• **EXERCISE AIM**
Say how many lines of these entries include the word "name", and answer with the number alone.

• **LISTING**
** Start **

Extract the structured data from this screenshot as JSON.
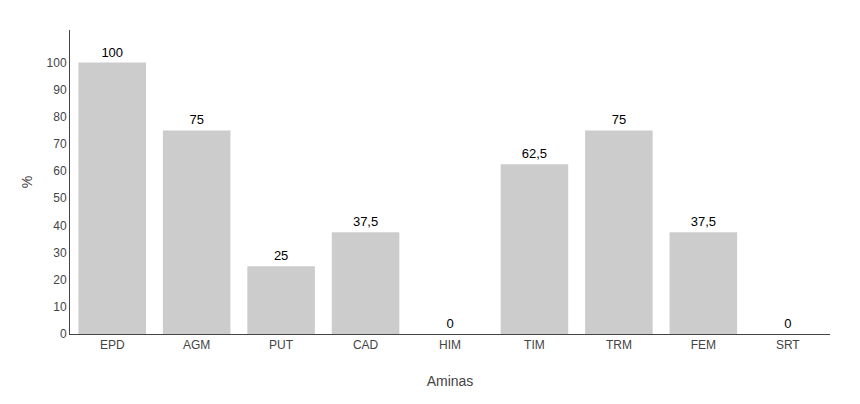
{
  "chart_data": {
    "type": "bar",
    "categories": [
      "EPD",
      "AGM",
      "PUT",
      "CAD",
      "HIM",
      "TIM",
      "TRM",
      "FEM",
      "SRT"
    ],
    "values": [
      100,
      75,
      25,
      37.5,
      0,
      62.5,
      75,
      37.5,
      0
    ],
    "value_labels": [
      "100",
      "75",
      "25",
      "37,5",
      "0",
      "62,5",
      "75",
      "37,5",
      "0"
    ],
    "data_labels": true,
    "color": "#cccccc",
    "xlabel": "Aminas",
    "ylabel": "%",
    "ylim": [
      0,
      112
    ],
    "yticks": [
      0,
      10,
      20,
      30,
      40,
      50,
      60,
      70,
      80,
      90,
      100
    ],
    "grid": false
  }
}
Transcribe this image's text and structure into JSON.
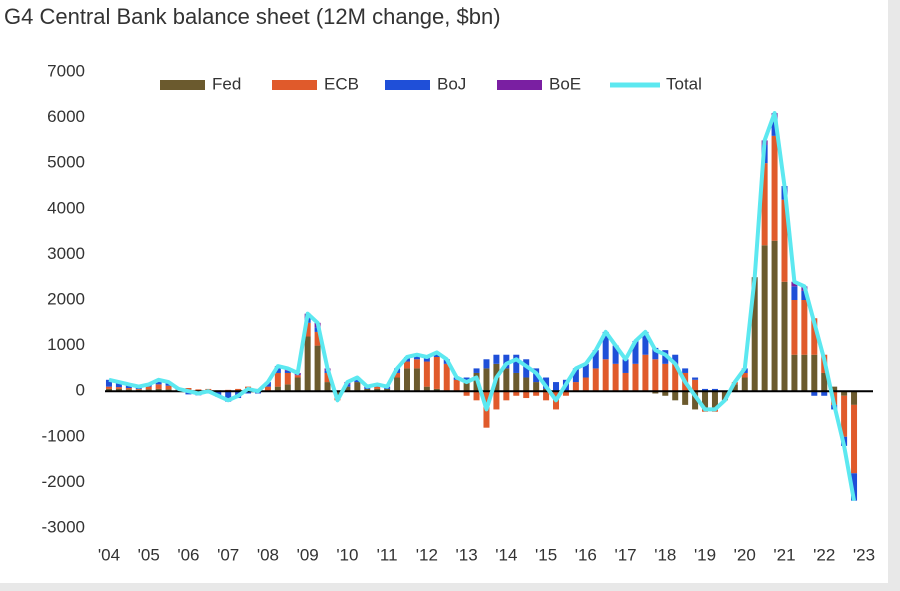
{
  "chart_data": {
    "type": "stacked_bar_line",
    "title": "G4 Central Bank balance sheet (12M change, $bn)",
    "categories": [
      "'04",
      null,
      null,
      null,
      "'05",
      null,
      null,
      null,
      "'06",
      null,
      null,
      null,
      "'07",
      null,
      null,
      null,
      "'08",
      null,
      null,
      null,
      "'09",
      null,
      null,
      null,
      "'10",
      null,
      null,
      null,
      "'11",
      null,
      null,
      null,
      "'12",
      null,
      null,
      null,
      "'13",
      null,
      null,
      null,
      "'14",
      null,
      null,
      null,
      "'15",
      null,
      null,
      null,
      "'16",
      null,
      null,
      null,
      "'17",
      null,
      null,
      null,
      "'18",
      null,
      null,
      null,
      "'19",
      null,
      null,
      null,
      "'20",
      null,
      null,
      null,
      "'21",
      null,
      null,
      null,
      "'22",
      null,
      null,
      null,
      "'23"
    ],
    "series": [
      {
        "name": "Fed",
        "color": "#6b5a2e",
        "values": [
          50,
          50,
          40,
          30,
          40,
          50,
          40,
          20,
          20,
          0,
          20,
          0,
          0,
          0,
          0,
          0,
          0,
          100,
          150,
          300,
          1200,
          1000,
          200,
          -100,
          100,
          200,
          50,
          50,
          50,
          300,
          500,
          500,
          100,
          50,
          0,
          0,
          200,
          400,
          500,
          600,
          500,
          400,
          300,
          200,
          50,
          0,
          0,
          0,
          0,
          0,
          0,
          0,
          0,
          0,
          0,
          -50,
          -100,
          -200,
          -300,
          -400,
          -400,
          -400,
          -200,
          150,
          300,
          2500,
          3200,
          3300,
          2400,
          800,
          800,
          800,
          400,
          100,
          -100,
          -300,
          null
        ]
      },
      {
        "name": "ECB",
        "color": "#e05a2b",
        "values": [
          50,
          40,
          30,
          20,
          60,
          100,
          80,
          30,
          50,
          40,
          30,
          20,
          30,
          50,
          100,
          50,
          100,
          300,
          250,
          50,
          300,
          300,
          200,
          -100,
          0,
          0,
          0,
          50,
          0,
          100,
          150,
          200,
          550,
          700,
          600,
          250,
          -100,
          -200,
          -800,
          -400,
          -200,
          -100,
          -150,
          -100,
          -200,
          -400,
          -100,
          200,
          300,
          500,
          700,
          600,
          400,
          600,
          800,
          700,
          600,
          600,
          400,
          250,
          -50,
          -50,
          0,
          50,
          100,
          0,
          1800,
          2300,
          1800,
          1200,
          1200,
          800,
          400,
          -300,
          -900,
          -1500,
          null
        ]
      },
      {
        "name": "BoJ",
        "color": "#1f4fd8",
        "values": [
          150,
          110,
          80,
          50,
          50,
          100,
          80,
          0,
          -70,
          -90,
          -50,
          -120,
          -230,
          -150,
          -50,
          -50,
          100,
          100,
          50,
          0,
          100,
          100,
          50,
          0,
          50,
          50,
          30,
          30,
          50,
          100,
          100,
          100,
          100,
          100,
          100,
          50,
          100,
          100,
          200,
          200,
          300,
          400,
          400,
          300,
          250,
          200,
          250,
          300,
          300,
          400,
          600,
          400,
          300,
          500,
          500,
          250,
          300,
          200,
          100,
          50,
          50,
          50,
          0,
          0,
          100,
          0,
          400,
          400,
          300,
          300,
          200,
          -100,
          -100,
          -100,
          -200,
          -600,
          null
        ]
      },
      {
        "name": "BoE",
        "color": "#7a1fa2",
        "values": [
          0,
          0,
          0,
          0,
          0,
          0,
          0,
          0,
          0,
          0,
          0,
          0,
          0,
          0,
          0,
          0,
          0,
          50,
          50,
          50,
          100,
          100,
          50,
          0,
          50,
          50,
          20,
          20,
          0,
          0,
          0,
          0,
          0,
          0,
          0,
          0,
          0,
          0,
          0,
          0,
          0,
          0,
          0,
          0,
          0,
          0,
          0,
          0,
          0,
          0,
          0,
          0,
          0,
          0,
          0,
          0,
          0,
          0,
          0,
          0,
          0,
          0,
          0,
          0,
          0,
          0,
          100,
          100,
          0,
          100,
          100,
          0,
          0,
          0,
          0,
          0,
          null
        ]
      },
      {
        "name": "Total",
        "color": "#5ce8f0",
        "line": true,
        "values": [
          250,
          200,
          150,
          100,
          150,
          250,
          200,
          50,
          0,
          -50,
          0,
          -100,
          -200,
          -100,
          50,
          0,
          200,
          550,
          500,
          400,
          1700,
          1500,
          500,
          -200,
          200,
          300,
          100,
          150,
          100,
          500,
          750,
          800,
          750,
          850,
          700,
          300,
          200,
          300,
          -400,
          300,
          600,
          700,
          550,
          400,
          100,
          -200,
          150,
          500,
          600,
          900,
          1300,
          1000,
          700,
          1100,
          1300,
          900,
          800,
          600,
          200,
          -100,
          -400,
          -400,
          -200,
          200,
          500,
          2500,
          5500,
          6100,
          4500,
          2400,
          2300,
          1500,
          700,
          -300,
          -1200,
          -2400,
          null
        ]
      }
    ],
    "ylim": [
      -3000,
      7000
    ],
    "yticks": [
      7000,
      6000,
      5000,
      4000,
      3000,
      2000,
      1000,
      0,
      -1000,
      -2000,
      -3000
    ],
    "grid": false
  }
}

** End **

• **FULL SOLUTION**
5